▶ **REQUIREMENTS**
Quote each record exactly, please, leaving none out.
# start of GIVEN DATA
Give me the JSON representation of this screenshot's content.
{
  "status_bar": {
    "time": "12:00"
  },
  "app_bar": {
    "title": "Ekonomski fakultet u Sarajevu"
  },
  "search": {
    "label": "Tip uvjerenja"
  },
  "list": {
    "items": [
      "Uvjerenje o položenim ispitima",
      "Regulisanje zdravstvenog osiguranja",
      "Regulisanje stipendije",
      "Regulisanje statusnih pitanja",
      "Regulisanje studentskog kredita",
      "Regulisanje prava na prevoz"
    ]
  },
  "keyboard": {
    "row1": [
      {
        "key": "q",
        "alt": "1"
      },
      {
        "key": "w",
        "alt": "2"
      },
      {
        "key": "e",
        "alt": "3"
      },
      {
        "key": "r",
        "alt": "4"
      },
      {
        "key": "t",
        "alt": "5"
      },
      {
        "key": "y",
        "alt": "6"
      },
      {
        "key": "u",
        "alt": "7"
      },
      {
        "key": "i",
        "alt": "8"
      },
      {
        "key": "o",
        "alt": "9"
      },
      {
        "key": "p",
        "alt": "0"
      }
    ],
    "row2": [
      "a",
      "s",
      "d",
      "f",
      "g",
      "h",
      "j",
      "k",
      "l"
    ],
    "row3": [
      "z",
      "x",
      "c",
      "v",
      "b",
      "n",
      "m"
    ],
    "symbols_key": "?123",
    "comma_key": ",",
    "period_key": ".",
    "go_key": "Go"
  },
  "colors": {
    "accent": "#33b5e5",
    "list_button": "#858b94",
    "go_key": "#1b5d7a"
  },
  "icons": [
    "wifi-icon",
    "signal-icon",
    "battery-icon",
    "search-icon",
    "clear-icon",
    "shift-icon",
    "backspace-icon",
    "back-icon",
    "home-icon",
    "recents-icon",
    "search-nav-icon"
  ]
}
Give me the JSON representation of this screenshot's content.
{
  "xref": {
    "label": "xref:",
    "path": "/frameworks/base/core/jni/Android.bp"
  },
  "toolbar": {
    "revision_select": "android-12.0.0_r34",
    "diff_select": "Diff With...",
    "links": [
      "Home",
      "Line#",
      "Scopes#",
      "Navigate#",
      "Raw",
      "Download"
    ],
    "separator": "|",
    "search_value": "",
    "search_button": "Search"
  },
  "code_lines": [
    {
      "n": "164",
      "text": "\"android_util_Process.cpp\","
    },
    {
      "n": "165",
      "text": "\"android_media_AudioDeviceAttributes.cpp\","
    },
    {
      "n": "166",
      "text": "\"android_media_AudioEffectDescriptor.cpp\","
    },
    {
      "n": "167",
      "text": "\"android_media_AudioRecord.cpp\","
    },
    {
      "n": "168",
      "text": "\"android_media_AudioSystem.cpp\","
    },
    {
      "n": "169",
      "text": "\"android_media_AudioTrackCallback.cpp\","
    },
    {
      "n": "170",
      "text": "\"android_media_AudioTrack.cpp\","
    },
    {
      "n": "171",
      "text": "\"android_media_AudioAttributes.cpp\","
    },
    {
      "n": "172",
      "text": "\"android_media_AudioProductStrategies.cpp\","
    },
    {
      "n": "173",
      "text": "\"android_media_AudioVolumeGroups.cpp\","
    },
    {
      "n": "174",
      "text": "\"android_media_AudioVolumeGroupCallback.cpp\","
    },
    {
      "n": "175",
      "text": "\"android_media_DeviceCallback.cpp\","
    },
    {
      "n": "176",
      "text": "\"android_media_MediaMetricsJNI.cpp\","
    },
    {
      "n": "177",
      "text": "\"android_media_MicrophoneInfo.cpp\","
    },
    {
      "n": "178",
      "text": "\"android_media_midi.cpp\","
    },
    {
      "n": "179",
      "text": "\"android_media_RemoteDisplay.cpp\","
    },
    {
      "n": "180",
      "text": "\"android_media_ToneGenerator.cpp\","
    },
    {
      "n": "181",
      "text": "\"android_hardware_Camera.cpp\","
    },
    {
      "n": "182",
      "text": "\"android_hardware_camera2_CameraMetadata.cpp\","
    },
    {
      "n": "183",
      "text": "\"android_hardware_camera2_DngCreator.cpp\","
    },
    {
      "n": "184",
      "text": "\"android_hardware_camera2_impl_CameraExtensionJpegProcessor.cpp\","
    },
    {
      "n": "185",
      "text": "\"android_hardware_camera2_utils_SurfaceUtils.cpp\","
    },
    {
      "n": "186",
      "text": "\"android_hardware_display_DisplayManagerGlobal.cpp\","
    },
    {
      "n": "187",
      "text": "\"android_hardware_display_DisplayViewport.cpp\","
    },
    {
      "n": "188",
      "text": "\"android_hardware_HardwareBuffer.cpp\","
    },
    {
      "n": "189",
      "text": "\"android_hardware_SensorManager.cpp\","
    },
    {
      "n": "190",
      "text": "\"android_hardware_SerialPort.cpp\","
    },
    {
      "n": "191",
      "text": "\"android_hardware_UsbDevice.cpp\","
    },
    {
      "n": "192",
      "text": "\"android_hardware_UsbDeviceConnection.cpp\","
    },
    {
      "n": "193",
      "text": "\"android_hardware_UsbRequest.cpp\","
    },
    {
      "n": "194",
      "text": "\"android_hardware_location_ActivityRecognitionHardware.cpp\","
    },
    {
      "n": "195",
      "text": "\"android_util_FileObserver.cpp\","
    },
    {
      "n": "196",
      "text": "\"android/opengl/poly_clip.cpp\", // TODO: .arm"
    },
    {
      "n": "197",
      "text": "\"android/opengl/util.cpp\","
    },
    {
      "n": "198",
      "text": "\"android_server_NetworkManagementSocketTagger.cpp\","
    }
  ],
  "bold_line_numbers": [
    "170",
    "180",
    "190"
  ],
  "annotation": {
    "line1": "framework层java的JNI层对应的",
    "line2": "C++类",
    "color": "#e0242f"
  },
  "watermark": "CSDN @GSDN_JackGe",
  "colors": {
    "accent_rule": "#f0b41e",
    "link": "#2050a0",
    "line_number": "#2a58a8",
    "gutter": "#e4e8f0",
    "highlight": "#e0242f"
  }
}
# end of GIVEN DATA
▶ **THE RESPONSE**
Give me the JSON representation of this screenshot's content.
{
  "status_bar": {
    "time": "12:00"
  },
  "app_bar": {
    "title": "Ekonomski fakultet u Sarajevu"
  },
  "search": {
    "label": "Tip uvjerenja"
  },
  "list": {
    "items": [
      "Uvjerenje o položenim ispitima",
      "Regulisanje zdravstvenog osiguranja",
      "Regulisanje stipendije",
      "Regulisanje statusnih pitanja",
      "Regulisanje studentskog kredita",
      "Regulisanje prava na prevoz"
    ]
  },
  "keyboard": {
    "row1": [
      {
        "key": "q",
        "alt": "1"
      },
      {
        "key": "w",
        "alt": "2"
      },
      {
        "key": "e",
        "alt": "3"
      },
      {
        "key": "r",
        "alt": "4"
      },
      {
        "key": "t",
        "alt": "5"
      },
      {
        "key": "y",
        "alt": "6"
      },
      {
        "key": "u",
        "alt": "7"
      },
      {
        "key": "i",
        "alt": "8"
      },
      {
        "key": "o",
        "alt": "9"
      },
      {
        "key": "p",
        "alt": "0"
      }
    ],
    "row2": [
      "a",
      "s",
      "d",
      "f",
      "g",
      "h",
      "j",
      "k",
      "l"
    ],
    "row3": [
      "z",
      "x",
      "c",
      "v",
      "b",
      "n",
      "m"
    ],
    "symbols_key": "?123",
    "comma_key": ",",
    "period_key": ".",
    "go_key": "Go"
  },
  "colors": {
    "accent": "#33b5e5",
    "list_button": "#858b94",
    "go_key": "#1b5d7a"
  },
  "icons": [
    "wifi-icon",
    "signal-icon",
    "battery-icon",
    "search-icon",
    "clear-icon",
    "shift-icon",
    "backspace-icon",
    "back-icon",
    "home-icon",
    "recents-icon",
    "search-nav-icon"
  ]
}
Give me the JSON representation of this screenshot's content.
{
  "xref": {
    "label": "xref:",
    "path": "/frameworks/base/core/jni/Android.bp"
  },
  "toolbar": {
    "revision_select": "android-12.0.0_r34",
    "diff_select": "Diff With...",
    "links": [
      "Home",
      "Line#",
      "Scopes#",
      "Navigate#",
      "Raw",
      "Download"
    ],
    "separator": "|",
    "search_value": "",
    "search_button": "Search"
  },
  "code_lines": [
    {
      "n": "164",
      "text": "\"android_util_Process.cpp\","
    },
    {
      "n": "165",
      "text": "\"android_media_AudioDeviceAttributes.cpp\","
    },
    {
      "n": "166",
      "text": "\"android_media_AudioEffectDescriptor.cpp\","
    },
    {
      "n": "167",
      "text": "\"android_media_AudioRecord.cpp\","
    },
    {
      "n": "168",
      "text": "\"android_media_AudioSystem.cpp\","
    },
    {
      "n": "169",
      "text": "\"android_media_AudioTrackCallback.cpp\","
    },
    {
      "n": "170",
      "text": "\"android_media_AudioTrack.cpp\","
    },
    {
      "n": "171",
      "text": "\"android_media_AudioAttributes.cpp\","
    },
    {
      "n": "172",
      "text": "\"android_media_AudioProductStrategies.cpp\","
    },
    {
      "n": "173",
      "text": "\"android_media_AudioVolumeGroups.cpp\","
    },
    {
      "n": "174",
      "text": "\"android_media_AudioVolumeGroupCallback.cpp\","
    },
    {
      "n": "175",
      "text": "\"android_media_DeviceCallback.cpp\","
    },
    {
      "n": "176",
      "text": "\"android_media_MediaMetricsJNI.cpp\","
    },
    {
      "n": "177",
      "text": "\"android_media_MicrophoneInfo.cpp\","
    },
    {
      "n": "178",
      "text": "\"android_media_midi.cpp\","
    },
    {
      "n": "179",
      "text": "\"android_media_RemoteDisplay.cpp\","
    },
    {
      "n": "180",
      "text": "\"android_media_ToneGenerator.cpp\","
    },
    {
      "n": "181",
      "text": "\"android_hardware_Camera.cpp\","
    },
    {
      "n": "182",
      "text": "\"android_hardware_camera2_CameraMetadata.cpp\","
    },
    {
      "n": "183",
      "text": "\"android_hardware_camera2_DngCreator.cpp\","
    },
    {
      "n": "184",
      "text": "\"android_hardware_camera2_impl_CameraExtensionJpegProcessor.cpp\","
    },
    {
      "n": "185",
      "text": "\"android_hardware_camera2_utils_SurfaceUtils.cpp\","
    },
    {
      "n": "186",
      "text": "\"android_hardware_display_DisplayManagerGlobal.cpp\","
    },
    {
      "n": "187",
      "text": "\"android_hardware_display_DisplayViewport.cpp\","
    },
    {
      "n": "188",
      "text": "\"android_hardware_HardwareBuffer.cpp\","
    },
    {
      "n": "189",
      "text": "\"android_hardware_SensorManager.cpp\","
    },
    {
      "n": "190",
      "text": "\"android_hardware_SerialPort.cpp\","
    },
    {
      "n": "191",
      "text": "\"android_hardware_UsbDevice.cpp\","
    },
    {
      "n": "192",
      "text": "\"android_hardware_UsbDeviceConnection.cpp\","
    },
    {
      "n": "193",
      "text": "\"android_hardware_UsbRequest.cpp\","
    },
    {
      "n": "194",
      "text": "\"android_hardware_location_ActivityRecognitionHardware.cpp\","
    },
    {
      "n": "195",
      "text": "\"android_util_FileObserver.cpp\","
    },
    {
      "n": "196",
      "text": "\"android/opengl/poly_clip.cpp\", // TODO: .arm"
    },
    {
      "n": "197",
      "text": "\"android/opengl/util.cpp\","
    },
    {
      "n": "198",
      "text": "\"android_server_NetworkManagementSocketTagger.cpp\","
    }
  ],
  "bold_line_numbers": [
    "170",
    "180",
    "190"
  ],
  "annotation": {
    "line1": "framework层java的JNI层对应的",
    "line2": "C++类",
    "color": "#e0242f"
  },
  "watermark": "CSDN @GSDN_JackGe",
  "colors": {
    "accent_rule": "#f0b41e",
    "link": "#2050a0",
    "line_number": "#2a58a8",
    "gutter": "#e4e8f0",
    "highlight": "#e0242f"
  }
}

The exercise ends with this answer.